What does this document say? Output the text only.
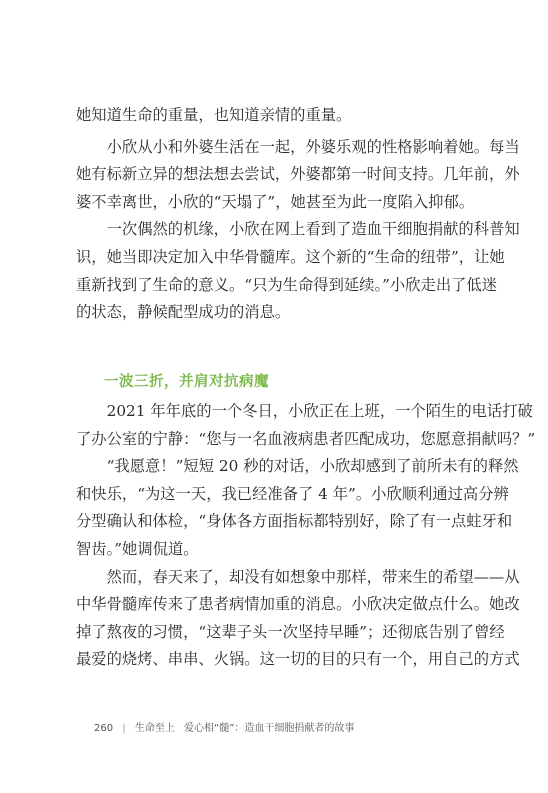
她知道生命的重量，也知道亲情的重量。
小欣从小和外婆生活在一起，外婆乐观的性格影响着她。每当
她有标新立异的想法想去尝试，外婆都第一时间支持。几年前，外
婆不幸离世，小欣的“天塌了”，她甚至为此一度陷入抑郁。
一次偶然的机缘，小欣在网上看到了造血干细胞捐献的科普知
识，她当即决定加入中华骨髓库。这个新的“生命的纽带”，让她
重新找到了生命的意义。“只为生命得到延续。”小欣走出了低迷
的状态，静候配型成功的消息。
一波三折，并肩对抗病魔
2021 年年底的一个冬日，小欣正在上班，一个陌生的电话打破
了办公室的宁静：“您与一名血液病患者匹配成功，您愿意捐献吗？”
“我愿意！”短短 20 秒的对话，小欣却感到了前所未有的释然
和快乐，“为这一天，我已经准备了 4 年”。小欣顺利通过高分辨
分型确认和体检，“身体各方面指标都特别好，除了有一点蛀牙和
智齿。”她调侃道。
然而，春天来了，却没有如想象中那样，带来生的希望——从
中华骨髓库传来了患者病情加重的消息。小欣决定做点什么。她改
掉了熬夜的习惯，“这辈子头一次坚持早睡”；还彻底告别了曾经
最爱的烧烤、串串、火锅。这一切的目的只有一个，用自己的方式
260 | 生命至上 爱心相“髓”：造血干细胞捐献者的故事
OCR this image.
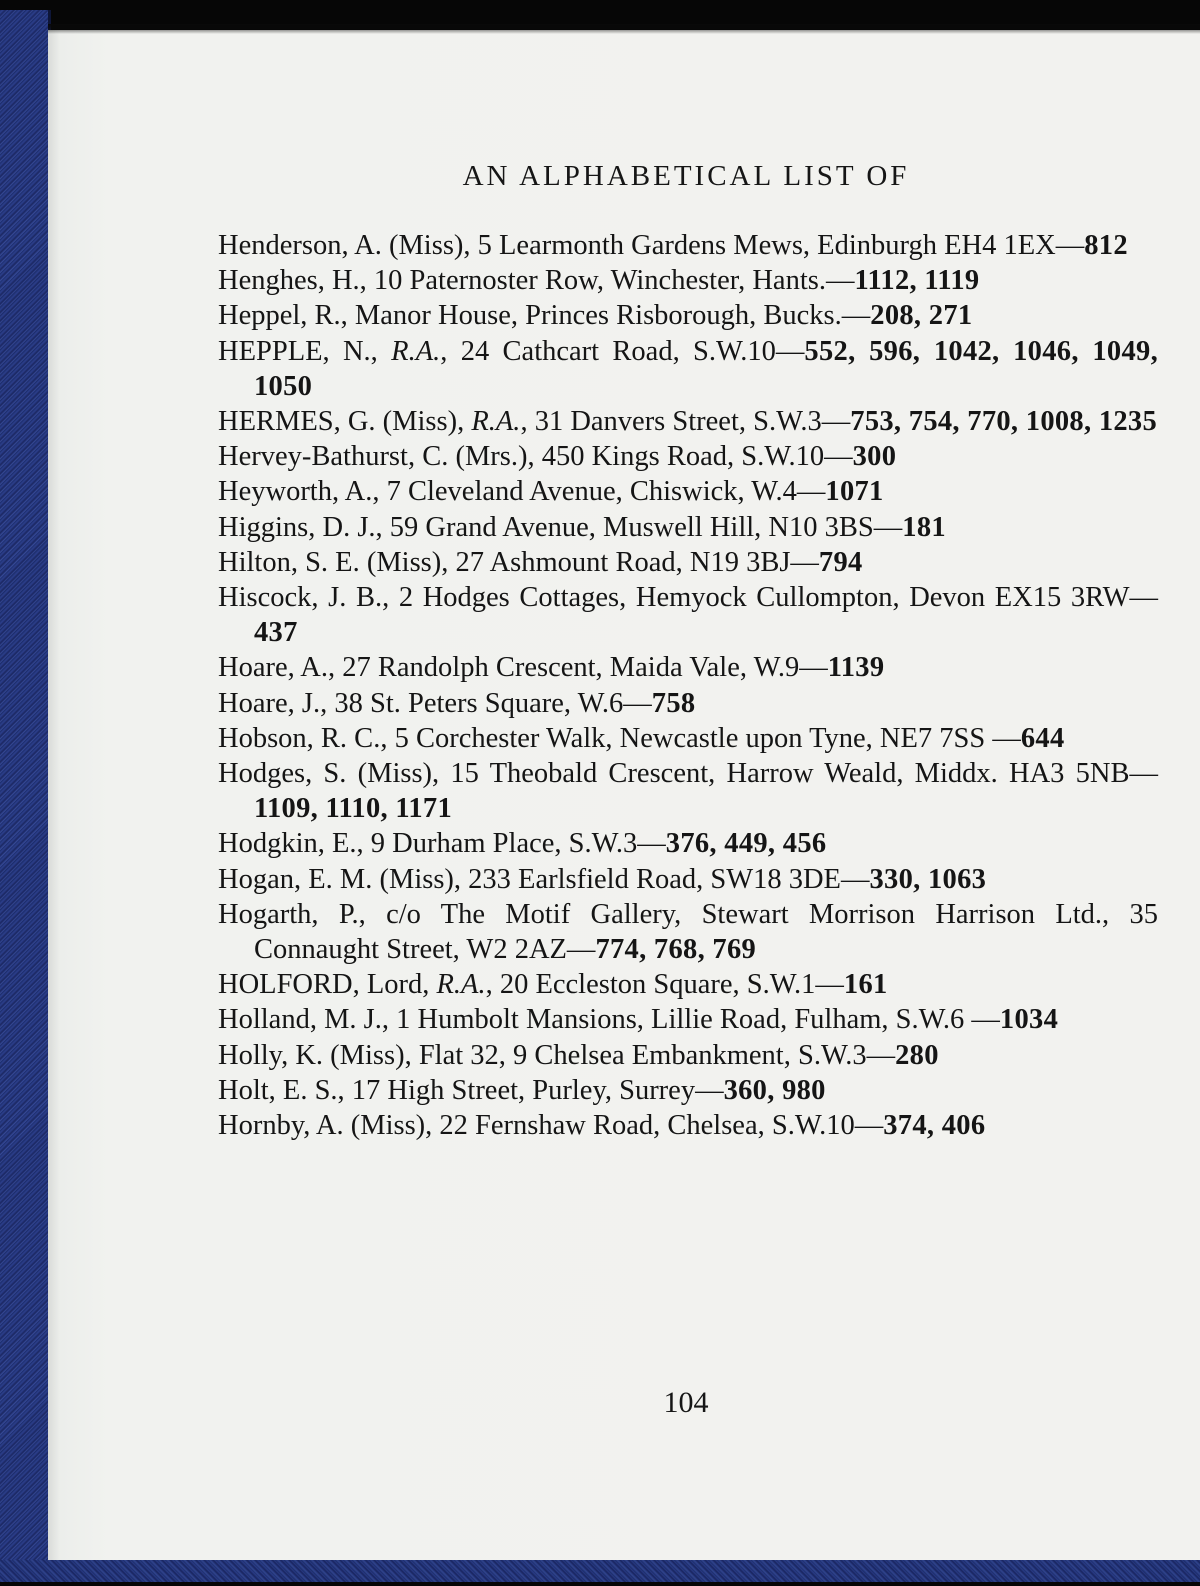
AN ALPHABETICAL LIST OF
Henderson, A. (Miss), 5 Learmonth Gardens Mews, Edinburgh EH4 1EX—812
Henghes, H., 10 Paternoster Row, Winchester, Hants.—1112, 1119
Heppel, R., Manor House, Princes Risborough, Bucks.—208, 271
HEPPLE, N., R.A., 24 Cathcart Road, S.W.10—552, 596, 1042, 1046, 1049, 1050
HERMES, G. (Miss), R.A., 31 Danvers Street, S.W.3—753, 754, 770, 1008, 1235
Hervey-Bathurst, C. (Mrs.), 450 Kings Road, S.W.10—300
Heyworth, A., 7 Cleveland Avenue, Chiswick, W.4—1071
Higgins, D. J., 59 Grand Avenue, Muswell Hill, N10 3BS—181
Hilton, S. E. (Miss), 27 Ashmount Road, N19 3BJ—794
Hiscock, J. B., 2 Hodges Cottages, Hemyock Cullompton, Devon EX15 3RW—437
Hoare, A., 27 Randolph Crescent, Maida Vale, W.9—1139
Hoare, J., 38 St. Peters Square, W.6—758
Hobson, R. C., 5 Corchester Walk, Newcastle upon Tyne, NE7 7SS —644
Hodges, S. (Miss), 15 Theobald Crescent, Harrow Weald, Middx. HA3 5NB—1109, 1110, 1171
Hodgkin, E., 9 Durham Place, S.W.3—376, 449, 456
Hogan, E. M. (Miss), 233 Earlsfield Road, SW18 3DE—330, 1063
Hogarth, P., c/o The Motif Gallery, Stewart Morrison Harrison Ltd., 35 Connaught Street, W2 2AZ—774, 768, 769
HOLFORD, Lord, R.A., 20 Eccleston Square, S.W.1—161
Holland, M. J., 1 Humbolt Mansions, Lillie Road, Fulham, S.W.6 —1034
Holly, K. (Miss), Flat 32, 9 Chelsea Embankment, S.W.3—280
Holt, E. S., 17 High Street, Purley, Surrey—360, 980
Hornby, A. (Miss), 22 Fernshaw Road, Chelsea, S.W.10—374, 406
104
══════
▶ _DIRECTIONS_:
In the entries above, find each line with the string "Road" and copy it.

▶ _CORRECT RESULT_:
HEPPLE, N., R.A., 24 Cathcart Road, S.W.10—552, 596, 1042, 1046, 1049, 1050
Hervey-Bathurst, C. (Mrs.), 450 Kings Road, S.W.10—300
Hilton, S. E. (Miss), 27 Ashmount Road, N19 3BJ—794
Hogan, E. M. (Miss), 233 Earlsfield Road, SW18 3DE—330, 1063
Holland, M. J., 1 Humbolt Mansions, Lillie Road, Fulham, S.W.6 —1034
Hornby, A. (Miss), 22 Fernshaw Road, Chelsea, S.W.10—374, 406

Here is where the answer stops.